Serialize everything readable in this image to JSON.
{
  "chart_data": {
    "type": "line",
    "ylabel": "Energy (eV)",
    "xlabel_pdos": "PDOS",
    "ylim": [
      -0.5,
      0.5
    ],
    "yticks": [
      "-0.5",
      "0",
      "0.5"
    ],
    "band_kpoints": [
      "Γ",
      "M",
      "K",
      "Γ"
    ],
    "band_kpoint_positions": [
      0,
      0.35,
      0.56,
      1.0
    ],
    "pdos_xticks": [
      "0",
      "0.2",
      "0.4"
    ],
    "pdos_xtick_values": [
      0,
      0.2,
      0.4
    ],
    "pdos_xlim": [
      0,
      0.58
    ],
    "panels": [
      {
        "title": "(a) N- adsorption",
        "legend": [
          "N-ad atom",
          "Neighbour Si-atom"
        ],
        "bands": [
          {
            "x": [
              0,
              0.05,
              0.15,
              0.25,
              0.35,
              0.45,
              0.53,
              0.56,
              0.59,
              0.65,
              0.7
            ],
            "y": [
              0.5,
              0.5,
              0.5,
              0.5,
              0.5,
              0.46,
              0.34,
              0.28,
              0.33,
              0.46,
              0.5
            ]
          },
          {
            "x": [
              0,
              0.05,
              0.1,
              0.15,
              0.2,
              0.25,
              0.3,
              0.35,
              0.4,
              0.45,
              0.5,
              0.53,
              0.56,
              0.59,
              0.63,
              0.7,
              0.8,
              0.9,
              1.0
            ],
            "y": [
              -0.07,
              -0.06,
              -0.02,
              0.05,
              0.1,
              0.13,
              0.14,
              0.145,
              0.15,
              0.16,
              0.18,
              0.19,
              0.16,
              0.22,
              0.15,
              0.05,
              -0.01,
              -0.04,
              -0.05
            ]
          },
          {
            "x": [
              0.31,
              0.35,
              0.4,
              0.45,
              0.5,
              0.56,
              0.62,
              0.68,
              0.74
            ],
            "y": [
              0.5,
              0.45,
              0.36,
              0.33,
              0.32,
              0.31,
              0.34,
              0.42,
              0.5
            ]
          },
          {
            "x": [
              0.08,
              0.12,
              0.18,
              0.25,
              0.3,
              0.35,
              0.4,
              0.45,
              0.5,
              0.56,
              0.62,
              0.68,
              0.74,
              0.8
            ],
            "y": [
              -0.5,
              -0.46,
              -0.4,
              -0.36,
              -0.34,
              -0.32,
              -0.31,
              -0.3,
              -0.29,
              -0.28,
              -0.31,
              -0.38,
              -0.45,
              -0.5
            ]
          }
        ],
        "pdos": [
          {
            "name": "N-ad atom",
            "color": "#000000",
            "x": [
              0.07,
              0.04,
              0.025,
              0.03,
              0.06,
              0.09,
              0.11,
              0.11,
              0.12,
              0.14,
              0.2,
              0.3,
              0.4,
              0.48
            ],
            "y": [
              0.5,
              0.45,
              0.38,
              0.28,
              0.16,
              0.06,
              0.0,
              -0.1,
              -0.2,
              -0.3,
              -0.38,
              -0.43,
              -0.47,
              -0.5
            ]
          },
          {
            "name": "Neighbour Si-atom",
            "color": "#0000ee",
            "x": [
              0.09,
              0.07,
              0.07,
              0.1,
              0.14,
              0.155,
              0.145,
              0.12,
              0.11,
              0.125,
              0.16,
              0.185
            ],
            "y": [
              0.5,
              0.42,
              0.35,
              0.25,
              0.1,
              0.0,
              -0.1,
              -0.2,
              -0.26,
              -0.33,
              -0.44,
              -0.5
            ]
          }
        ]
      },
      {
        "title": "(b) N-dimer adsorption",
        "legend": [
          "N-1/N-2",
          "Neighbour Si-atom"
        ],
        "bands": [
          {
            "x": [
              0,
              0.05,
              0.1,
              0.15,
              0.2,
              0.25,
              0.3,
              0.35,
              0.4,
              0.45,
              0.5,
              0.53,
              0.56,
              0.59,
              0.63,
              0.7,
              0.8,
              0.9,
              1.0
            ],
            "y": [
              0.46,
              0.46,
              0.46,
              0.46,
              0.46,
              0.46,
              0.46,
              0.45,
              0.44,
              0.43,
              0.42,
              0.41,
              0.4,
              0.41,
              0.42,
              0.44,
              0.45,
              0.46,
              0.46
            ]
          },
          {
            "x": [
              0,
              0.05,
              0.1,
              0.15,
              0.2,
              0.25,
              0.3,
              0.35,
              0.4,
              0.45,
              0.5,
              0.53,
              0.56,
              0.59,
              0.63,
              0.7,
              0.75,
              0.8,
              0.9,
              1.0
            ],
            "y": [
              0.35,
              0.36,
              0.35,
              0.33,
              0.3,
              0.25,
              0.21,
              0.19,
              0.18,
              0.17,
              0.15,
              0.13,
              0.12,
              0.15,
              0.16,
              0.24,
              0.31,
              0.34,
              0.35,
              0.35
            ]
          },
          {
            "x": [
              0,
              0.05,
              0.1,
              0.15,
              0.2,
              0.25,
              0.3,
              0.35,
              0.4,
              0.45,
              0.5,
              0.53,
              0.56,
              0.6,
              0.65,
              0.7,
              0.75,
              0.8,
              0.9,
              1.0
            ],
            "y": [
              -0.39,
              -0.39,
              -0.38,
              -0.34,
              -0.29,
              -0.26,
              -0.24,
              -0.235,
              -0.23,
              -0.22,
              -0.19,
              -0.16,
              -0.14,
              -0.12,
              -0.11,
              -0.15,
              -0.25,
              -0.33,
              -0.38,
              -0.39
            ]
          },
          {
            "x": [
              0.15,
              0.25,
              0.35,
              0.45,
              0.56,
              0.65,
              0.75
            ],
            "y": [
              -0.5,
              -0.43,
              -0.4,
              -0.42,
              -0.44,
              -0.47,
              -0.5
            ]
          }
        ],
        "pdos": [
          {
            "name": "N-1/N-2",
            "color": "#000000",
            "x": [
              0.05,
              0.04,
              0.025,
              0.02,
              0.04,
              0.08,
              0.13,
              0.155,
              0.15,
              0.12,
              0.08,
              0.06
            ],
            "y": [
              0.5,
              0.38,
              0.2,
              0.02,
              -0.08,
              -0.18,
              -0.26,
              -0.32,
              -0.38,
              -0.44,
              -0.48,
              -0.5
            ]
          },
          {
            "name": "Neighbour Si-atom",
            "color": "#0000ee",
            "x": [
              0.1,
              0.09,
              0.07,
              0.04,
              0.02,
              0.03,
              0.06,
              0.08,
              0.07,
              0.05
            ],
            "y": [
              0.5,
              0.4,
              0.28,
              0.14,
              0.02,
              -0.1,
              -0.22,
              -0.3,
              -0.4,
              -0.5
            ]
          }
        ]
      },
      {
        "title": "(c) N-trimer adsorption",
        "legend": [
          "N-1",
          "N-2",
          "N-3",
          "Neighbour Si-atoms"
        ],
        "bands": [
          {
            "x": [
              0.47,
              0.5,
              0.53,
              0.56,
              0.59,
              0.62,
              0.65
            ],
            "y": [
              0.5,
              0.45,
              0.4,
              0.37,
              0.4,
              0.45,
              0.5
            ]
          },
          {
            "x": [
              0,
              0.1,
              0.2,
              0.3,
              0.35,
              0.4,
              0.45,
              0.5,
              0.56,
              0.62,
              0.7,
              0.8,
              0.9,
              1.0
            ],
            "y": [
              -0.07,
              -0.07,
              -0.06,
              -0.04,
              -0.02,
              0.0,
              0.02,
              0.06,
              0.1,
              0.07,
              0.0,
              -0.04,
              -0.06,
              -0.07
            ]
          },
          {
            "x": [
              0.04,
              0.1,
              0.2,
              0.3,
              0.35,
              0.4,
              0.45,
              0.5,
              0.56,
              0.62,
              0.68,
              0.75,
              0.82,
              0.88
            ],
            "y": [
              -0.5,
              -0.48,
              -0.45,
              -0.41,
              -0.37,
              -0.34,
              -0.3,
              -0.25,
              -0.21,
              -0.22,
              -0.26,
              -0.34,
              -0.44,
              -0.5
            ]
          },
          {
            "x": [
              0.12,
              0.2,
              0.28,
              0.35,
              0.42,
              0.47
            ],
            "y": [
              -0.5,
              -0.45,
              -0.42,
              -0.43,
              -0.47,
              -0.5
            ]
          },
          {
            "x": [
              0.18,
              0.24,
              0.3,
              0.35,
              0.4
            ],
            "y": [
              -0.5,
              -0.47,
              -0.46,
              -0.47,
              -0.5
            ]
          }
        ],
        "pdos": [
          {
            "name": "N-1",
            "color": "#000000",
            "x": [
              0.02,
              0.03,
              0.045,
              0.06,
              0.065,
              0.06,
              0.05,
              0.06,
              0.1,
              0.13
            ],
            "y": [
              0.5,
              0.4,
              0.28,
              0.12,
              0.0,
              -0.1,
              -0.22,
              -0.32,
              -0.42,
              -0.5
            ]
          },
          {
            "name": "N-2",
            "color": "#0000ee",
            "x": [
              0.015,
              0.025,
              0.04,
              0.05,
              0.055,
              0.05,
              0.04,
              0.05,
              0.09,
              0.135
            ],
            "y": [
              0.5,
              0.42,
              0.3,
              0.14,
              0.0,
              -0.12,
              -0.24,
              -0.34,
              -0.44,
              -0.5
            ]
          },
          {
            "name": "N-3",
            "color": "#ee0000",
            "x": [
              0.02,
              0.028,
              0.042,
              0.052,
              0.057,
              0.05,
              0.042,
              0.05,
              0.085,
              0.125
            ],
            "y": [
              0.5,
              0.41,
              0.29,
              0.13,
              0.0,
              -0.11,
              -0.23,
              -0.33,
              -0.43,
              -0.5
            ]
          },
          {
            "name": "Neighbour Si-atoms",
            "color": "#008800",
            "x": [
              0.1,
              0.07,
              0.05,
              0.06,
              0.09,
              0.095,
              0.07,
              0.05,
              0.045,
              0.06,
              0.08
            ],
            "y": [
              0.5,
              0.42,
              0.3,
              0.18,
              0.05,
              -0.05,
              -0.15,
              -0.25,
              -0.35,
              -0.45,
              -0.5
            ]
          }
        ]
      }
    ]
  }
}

++++++++

Written exercise
Read through the entries and copy each line in which "name" appears.

Result for this exercise
            "name": "N-ad atom",
            "name": "Neighbour Si-atom",
            "name": "N-1/N-2",
            "name": "Neighbour Si-atom",
            "name": "N-1",
            "name": "N-2",
            "name": "N-3",
            "name": "Neighbour Si-atoms",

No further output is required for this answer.